## Ejercicio propuesto
Identifica en las filas siguientes todas las que contienen la cadena "point" y cópialas completas.
::: Material de trabajo
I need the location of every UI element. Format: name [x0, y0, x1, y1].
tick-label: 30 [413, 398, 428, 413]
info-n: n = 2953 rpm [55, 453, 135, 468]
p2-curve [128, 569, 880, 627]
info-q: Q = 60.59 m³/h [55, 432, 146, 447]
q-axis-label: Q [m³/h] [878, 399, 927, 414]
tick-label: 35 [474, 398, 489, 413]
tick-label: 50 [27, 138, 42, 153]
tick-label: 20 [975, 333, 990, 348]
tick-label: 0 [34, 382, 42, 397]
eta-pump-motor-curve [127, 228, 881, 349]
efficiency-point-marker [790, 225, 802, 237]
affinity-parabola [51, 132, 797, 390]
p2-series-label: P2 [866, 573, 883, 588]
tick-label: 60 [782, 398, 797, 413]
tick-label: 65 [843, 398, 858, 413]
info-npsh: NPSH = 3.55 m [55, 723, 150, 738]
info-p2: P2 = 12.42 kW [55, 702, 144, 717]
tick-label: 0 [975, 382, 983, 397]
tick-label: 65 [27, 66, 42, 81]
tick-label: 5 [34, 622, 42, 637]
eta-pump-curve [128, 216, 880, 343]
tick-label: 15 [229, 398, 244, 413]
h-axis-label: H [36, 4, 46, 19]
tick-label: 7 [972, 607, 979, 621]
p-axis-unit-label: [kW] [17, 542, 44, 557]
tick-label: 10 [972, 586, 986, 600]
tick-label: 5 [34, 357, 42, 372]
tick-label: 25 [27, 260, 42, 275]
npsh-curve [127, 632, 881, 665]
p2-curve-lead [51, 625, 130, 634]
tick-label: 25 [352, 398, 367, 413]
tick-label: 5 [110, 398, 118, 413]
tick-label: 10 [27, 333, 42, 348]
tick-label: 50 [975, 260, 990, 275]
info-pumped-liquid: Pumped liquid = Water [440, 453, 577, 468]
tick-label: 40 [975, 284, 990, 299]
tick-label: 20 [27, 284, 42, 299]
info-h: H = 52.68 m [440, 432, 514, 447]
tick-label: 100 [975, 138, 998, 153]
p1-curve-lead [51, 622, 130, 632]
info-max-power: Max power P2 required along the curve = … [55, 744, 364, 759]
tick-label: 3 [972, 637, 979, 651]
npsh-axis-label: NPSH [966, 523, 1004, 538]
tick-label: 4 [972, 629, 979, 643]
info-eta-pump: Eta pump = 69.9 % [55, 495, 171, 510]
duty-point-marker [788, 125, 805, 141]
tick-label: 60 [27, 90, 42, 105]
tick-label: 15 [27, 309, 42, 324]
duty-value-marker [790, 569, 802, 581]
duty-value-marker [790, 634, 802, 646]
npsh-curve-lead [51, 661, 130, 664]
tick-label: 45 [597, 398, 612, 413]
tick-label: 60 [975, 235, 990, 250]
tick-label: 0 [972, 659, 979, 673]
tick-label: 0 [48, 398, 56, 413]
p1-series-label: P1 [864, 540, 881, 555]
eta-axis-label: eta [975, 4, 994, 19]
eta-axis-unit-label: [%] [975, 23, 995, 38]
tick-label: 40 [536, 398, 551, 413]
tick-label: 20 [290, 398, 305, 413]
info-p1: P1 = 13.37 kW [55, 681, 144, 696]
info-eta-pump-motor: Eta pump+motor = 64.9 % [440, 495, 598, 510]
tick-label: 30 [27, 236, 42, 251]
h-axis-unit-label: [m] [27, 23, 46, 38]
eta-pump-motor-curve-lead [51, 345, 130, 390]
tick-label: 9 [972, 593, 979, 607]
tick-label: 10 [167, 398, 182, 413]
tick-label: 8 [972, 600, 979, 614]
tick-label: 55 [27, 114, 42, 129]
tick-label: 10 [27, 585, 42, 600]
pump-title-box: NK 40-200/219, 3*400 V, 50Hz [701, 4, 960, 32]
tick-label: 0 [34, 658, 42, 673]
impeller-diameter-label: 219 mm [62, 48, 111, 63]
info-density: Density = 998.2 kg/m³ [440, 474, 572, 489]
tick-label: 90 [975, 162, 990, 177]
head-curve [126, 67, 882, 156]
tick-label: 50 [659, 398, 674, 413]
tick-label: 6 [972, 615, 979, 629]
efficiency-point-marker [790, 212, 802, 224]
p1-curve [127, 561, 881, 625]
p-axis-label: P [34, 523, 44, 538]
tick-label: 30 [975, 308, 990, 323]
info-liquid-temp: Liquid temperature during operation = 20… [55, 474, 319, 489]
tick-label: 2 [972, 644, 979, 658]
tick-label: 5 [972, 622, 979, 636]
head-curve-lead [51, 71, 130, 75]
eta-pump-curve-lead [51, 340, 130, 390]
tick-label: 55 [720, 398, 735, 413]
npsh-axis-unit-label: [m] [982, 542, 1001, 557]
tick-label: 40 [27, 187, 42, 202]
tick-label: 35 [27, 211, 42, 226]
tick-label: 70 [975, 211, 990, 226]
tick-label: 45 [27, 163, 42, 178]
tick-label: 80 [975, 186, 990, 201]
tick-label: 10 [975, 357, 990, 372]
::::::
## Solución desarrollada
efficiency-point-marker [790, 225, 802, 237]
duty-point-marker [788, 125, 805, 141]
efficiency-point-marker [790, 212, 802, 224]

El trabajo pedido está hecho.